Copy out the data below as written; omit any images.

(Figure record listings)

-------

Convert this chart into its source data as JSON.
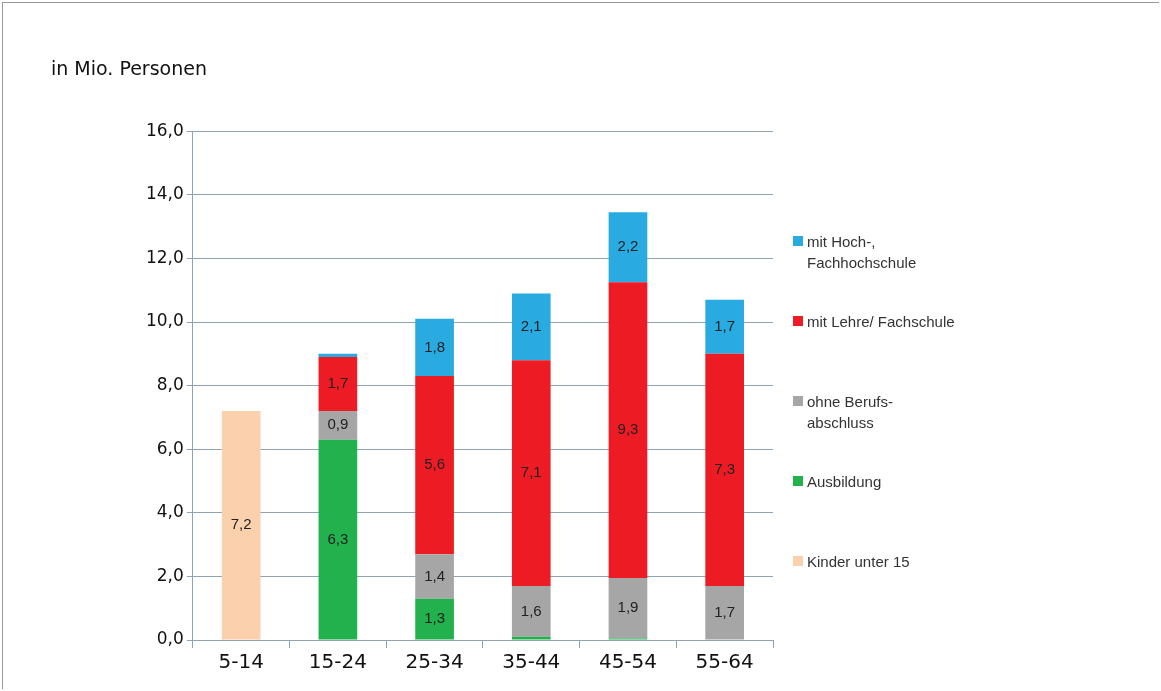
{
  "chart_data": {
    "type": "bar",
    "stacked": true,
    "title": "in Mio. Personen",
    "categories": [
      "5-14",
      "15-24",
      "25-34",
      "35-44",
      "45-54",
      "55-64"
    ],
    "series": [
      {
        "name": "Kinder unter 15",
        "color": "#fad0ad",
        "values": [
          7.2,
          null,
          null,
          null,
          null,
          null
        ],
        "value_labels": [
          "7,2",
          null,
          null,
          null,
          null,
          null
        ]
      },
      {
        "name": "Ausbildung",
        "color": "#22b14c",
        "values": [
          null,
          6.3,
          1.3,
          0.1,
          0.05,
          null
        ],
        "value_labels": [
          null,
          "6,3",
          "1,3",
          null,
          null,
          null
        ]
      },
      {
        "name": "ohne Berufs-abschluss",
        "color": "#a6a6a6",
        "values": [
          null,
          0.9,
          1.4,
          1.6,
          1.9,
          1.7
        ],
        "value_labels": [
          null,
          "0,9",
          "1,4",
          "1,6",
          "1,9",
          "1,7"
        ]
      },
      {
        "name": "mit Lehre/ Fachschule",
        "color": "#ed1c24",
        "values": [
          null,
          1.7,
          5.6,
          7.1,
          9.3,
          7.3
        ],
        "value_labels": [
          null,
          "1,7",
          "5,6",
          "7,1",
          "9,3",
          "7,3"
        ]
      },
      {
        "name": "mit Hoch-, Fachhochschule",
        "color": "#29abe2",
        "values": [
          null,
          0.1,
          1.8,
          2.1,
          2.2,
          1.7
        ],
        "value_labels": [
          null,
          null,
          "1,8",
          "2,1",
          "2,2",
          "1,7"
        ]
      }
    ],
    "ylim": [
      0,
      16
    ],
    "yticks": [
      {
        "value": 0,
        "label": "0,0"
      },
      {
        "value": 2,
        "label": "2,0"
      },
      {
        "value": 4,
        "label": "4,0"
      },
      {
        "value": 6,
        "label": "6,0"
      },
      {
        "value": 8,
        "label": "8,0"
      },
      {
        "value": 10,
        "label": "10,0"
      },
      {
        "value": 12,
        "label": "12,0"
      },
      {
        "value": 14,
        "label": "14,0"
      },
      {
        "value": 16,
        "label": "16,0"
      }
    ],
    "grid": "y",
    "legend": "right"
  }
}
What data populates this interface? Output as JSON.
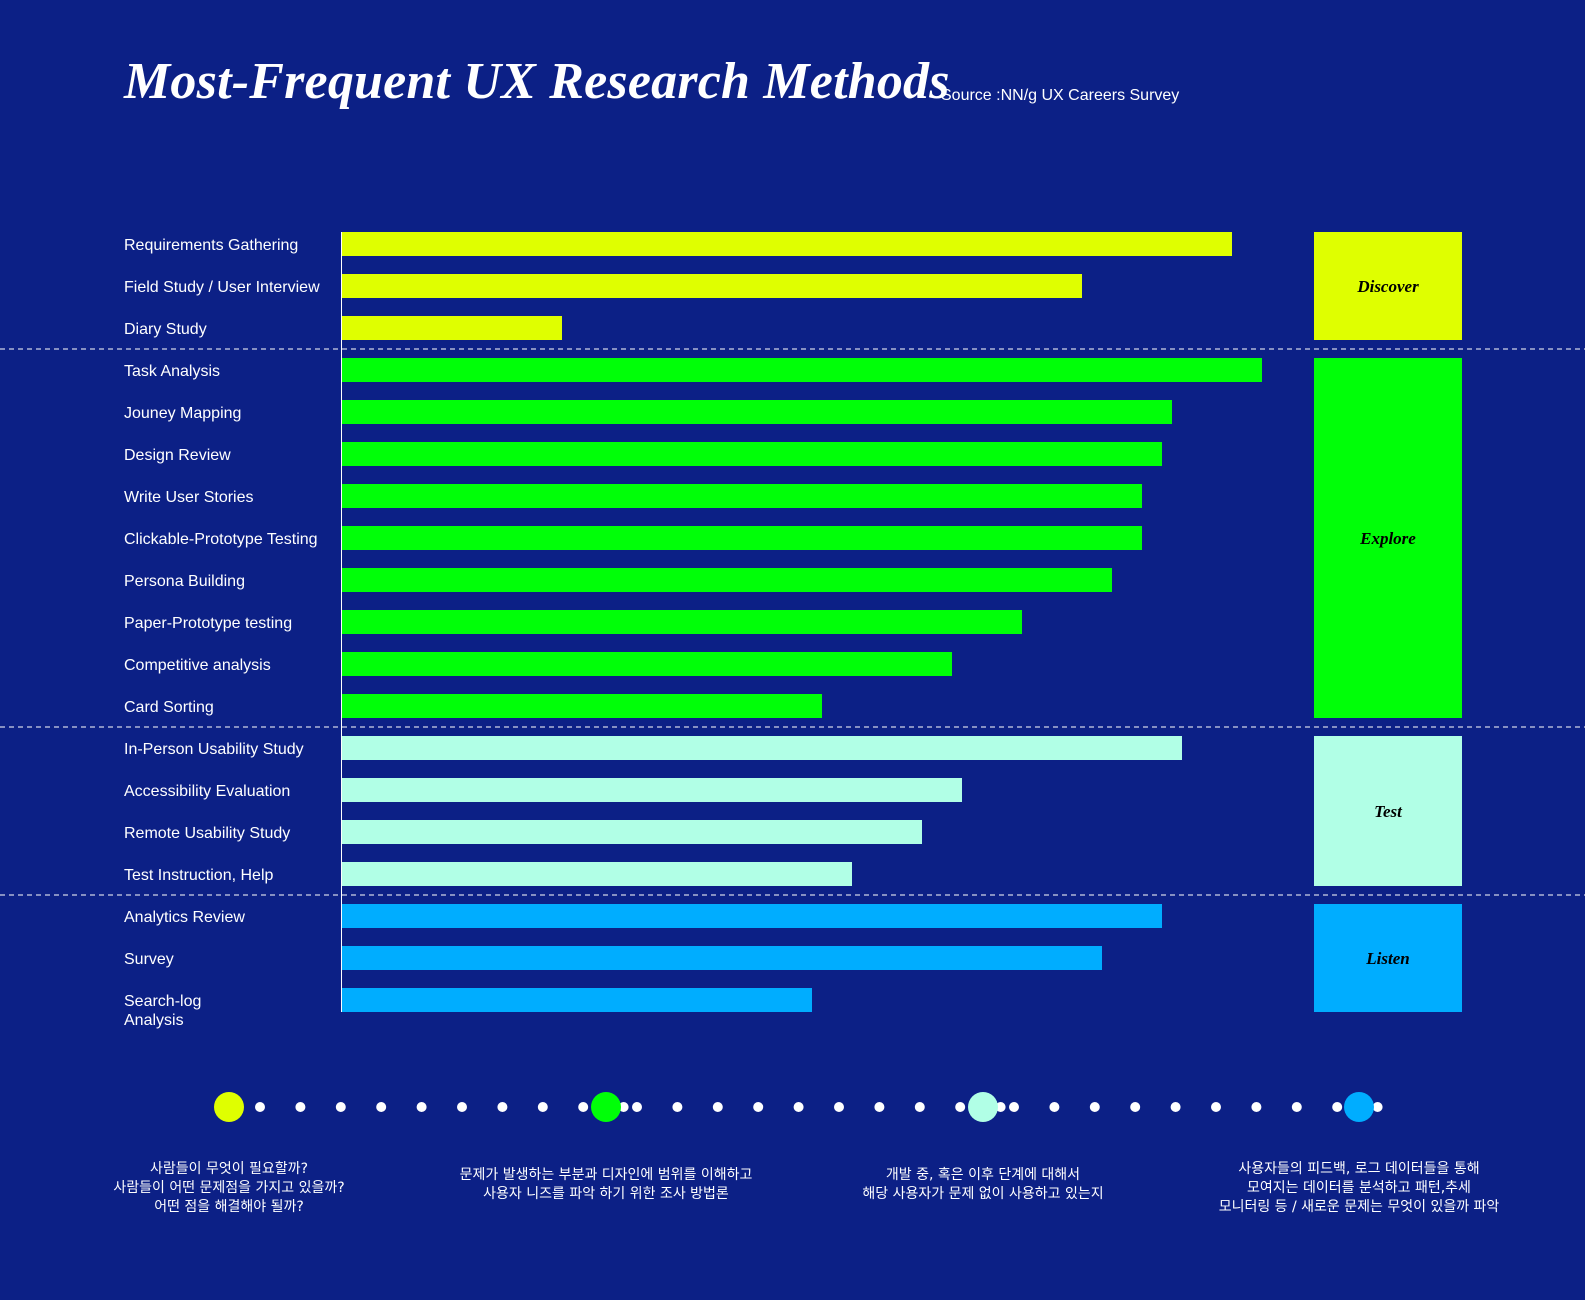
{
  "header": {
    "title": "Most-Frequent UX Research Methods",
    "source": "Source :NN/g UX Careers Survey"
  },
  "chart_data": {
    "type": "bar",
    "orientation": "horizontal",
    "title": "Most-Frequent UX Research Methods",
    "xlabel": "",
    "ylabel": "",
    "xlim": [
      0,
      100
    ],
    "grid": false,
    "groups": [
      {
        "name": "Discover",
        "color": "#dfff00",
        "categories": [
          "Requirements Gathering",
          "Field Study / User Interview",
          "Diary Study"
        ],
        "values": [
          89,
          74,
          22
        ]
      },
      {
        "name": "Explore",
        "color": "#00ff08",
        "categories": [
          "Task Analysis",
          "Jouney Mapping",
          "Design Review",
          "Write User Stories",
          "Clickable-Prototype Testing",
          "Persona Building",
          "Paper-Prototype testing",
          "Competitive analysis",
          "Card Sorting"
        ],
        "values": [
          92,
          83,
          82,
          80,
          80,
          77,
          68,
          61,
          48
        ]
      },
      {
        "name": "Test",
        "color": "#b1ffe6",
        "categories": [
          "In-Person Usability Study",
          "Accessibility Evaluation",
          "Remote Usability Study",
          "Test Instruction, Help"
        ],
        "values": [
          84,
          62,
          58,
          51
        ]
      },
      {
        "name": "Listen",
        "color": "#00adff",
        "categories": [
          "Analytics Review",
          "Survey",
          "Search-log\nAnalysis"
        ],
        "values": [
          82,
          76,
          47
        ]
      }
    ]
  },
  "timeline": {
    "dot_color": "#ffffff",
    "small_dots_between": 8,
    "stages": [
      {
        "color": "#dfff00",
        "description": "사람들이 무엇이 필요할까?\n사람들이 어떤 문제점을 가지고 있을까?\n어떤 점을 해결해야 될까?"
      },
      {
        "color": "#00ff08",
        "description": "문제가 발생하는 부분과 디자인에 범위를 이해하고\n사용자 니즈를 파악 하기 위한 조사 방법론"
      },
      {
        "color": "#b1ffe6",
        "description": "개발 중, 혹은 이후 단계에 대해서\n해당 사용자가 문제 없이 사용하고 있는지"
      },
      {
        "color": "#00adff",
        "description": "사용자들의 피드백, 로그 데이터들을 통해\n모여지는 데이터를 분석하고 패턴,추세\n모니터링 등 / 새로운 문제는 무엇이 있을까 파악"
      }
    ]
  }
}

-------

- [ANSWER TO THIS TASK]:
Convert this chart into its source data as JSON.
{
  "chart_data": {
    "type": "bar",
    "stacked": true,
    "title": "in Mio. Personen",
    "categories": [
      "5-14",
      "15-24",
      "25-34",
      "35-44",
      "45-54",
      "55-64"
    ],
    "series": [
      {
        "name": "Kinder unter 15",
        "color": "#fad0ad",
        "values": [
          7.2,
          null,
          null,
          null,
          null,
          null
        ],
        "value_labels": [
          "7,2",
          null,
          null,
          null,
          null,
          null
        ]
      },
      {
        "name": "Ausbildung",
        "color": "#22b14c",
        "values": [
          null,
          6.3,
          1.3,
          0.1,
          0.05,
          null
        ],
        "value_labels": [
          null,
          "6,3",
          "1,3",
          null,
          null,
          null
        ]
      },
      {
        "name": "ohne Berufs-abschluss",
        "color": "#a6a6a6",
        "values": [
          null,
          0.9,
          1.4,
          1.6,
          1.9,
          1.7
        ],
        "value_labels": [
          null,
          "0,9",
          "1,4",
          "1,6",
          "1,9",
          "1,7"
        ]
      },
      {
        "name": "mit Lehre/ Fachschule",
        "color": "#ed1c24",
        "values": [
          null,
          1.7,
          5.6,
          7.1,
          9.3,
          7.3
        ],
        "value_labels": [
          null,
          "1,7",
          "5,6",
          "7,1",
          "9,3",
          "7,3"
        ]
      },
      {
        "name": "mit Hoch-, Fachhochschule",
        "color": "#29abe2",
        "values": [
          null,
          0.1,
          1.8,
          2.1,
          2.2,
          1.7
        ],
        "value_labels": [
          null,
          null,
          "1,8",
          "2,1",
          "2,2",
          "1,7"
        ]
      }
    ],
    "ylim": [
      0,
      16
    ],
    "yticks": [
      {
        "value": 0,
        "label": "0,0"
      },
      {
        "value": 2,
        "label": "2,0"
      },
      {
        "value": 4,
        "label": "4,0"
      },
      {
        "value": 6,
        "label": "6,0"
      },
      {
        "value": 8,
        "label": "8,0"
      },
      {
        "value": 10,
        "label": "10,0"
      },
      {
        "value": 12,
        "label": "12,0"
      },
      {
        "value": 14,
        "label": "14,0"
      },
      {
        "value": 16,
        "label": "16,0"
      }
    ],
    "grid": "y",
    "legend": "right"
  }
}
What data populates this interface? Output as JSON.
{
  "header": {
    "title": "Most-Frequent UX Research Methods",
    "source": "Source :NN/g UX Careers Survey"
  },
  "chart_data": {
    "type": "bar",
    "orientation": "horizontal",
    "title": "Most-Frequent UX Research Methods",
    "xlabel": "",
    "ylabel": "",
    "xlim": [
      0,
      100
    ],
    "grid": false,
    "groups": [
      {
        "name": "Discover",
        "color": "#dfff00",
        "categories": [
          "Requirements Gathering",
          "Field Study / User Interview",
          "Diary Study"
        ],
        "values": [
          89,
          74,
          22
        ]
      },
      {
        "name": "Explore",
        "color": "#00ff08",
        "categories": [
          "Task Analysis",
          "Jouney Mapping",
          "Design Review",
          "Write User Stories",
          "Clickable-Prototype Testing",
          "Persona Building",
          "Paper-Prototype testing",
          "Competitive analysis",
          "Card Sorting"
        ],
        "values": [
          92,
          83,
          82,
          80,
          80,
          77,
          68,
          61,
          48
        ]
      },
      {
        "name": "Test",
        "color": "#b1ffe6",
        "categories": [
          "In-Person Usability Study",
          "Accessibility Evaluation",
          "Remote Usability Study",
          "Test Instruction, Help"
        ],
        "values": [
          84,
          62,
          58,
          51
        ]
      },
      {
        "name": "Listen",
        "color": "#00adff",
        "categories": [
          "Analytics Review",
          "Survey",
          "Search-log\nAnalysis"
        ],
        "values": [
          82,
          76,
          47
        ]
      }
    ]
  },
  "timeline": {
    "dot_color": "#ffffff",
    "small_dots_between": 8,
    "stages": [
      {
        "color": "#dfff00",
        "description": "사람들이 무엇이 필요할까?\n사람들이 어떤 문제점을 가지고 있을까?\n어떤 점을 해결해야 될까?"
      },
      {
        "color": "#00ff08",
        "description": "문제가 발생하는 부분과 디자인에 범위를 이해하고\n사용자 니즈를 파악 하기 위한 조사 방법론"
      },
      {
        "color": "#b1ffe6",
        "description": "개발 중, 혹은 이후 단계에 대해서\n해당 사용자가 문제 없이 사용하고 있는지"
      },
      {
        "color": "#00adff",
        "description": "사용자들의 피드백, 로그 데이터들을 통해\n모여지는 데이터를 분석하고 패턴,추세\n모니터링 등 / 새로운 문제는 무엇이 있을까 파악"
      }
    ]
  }
}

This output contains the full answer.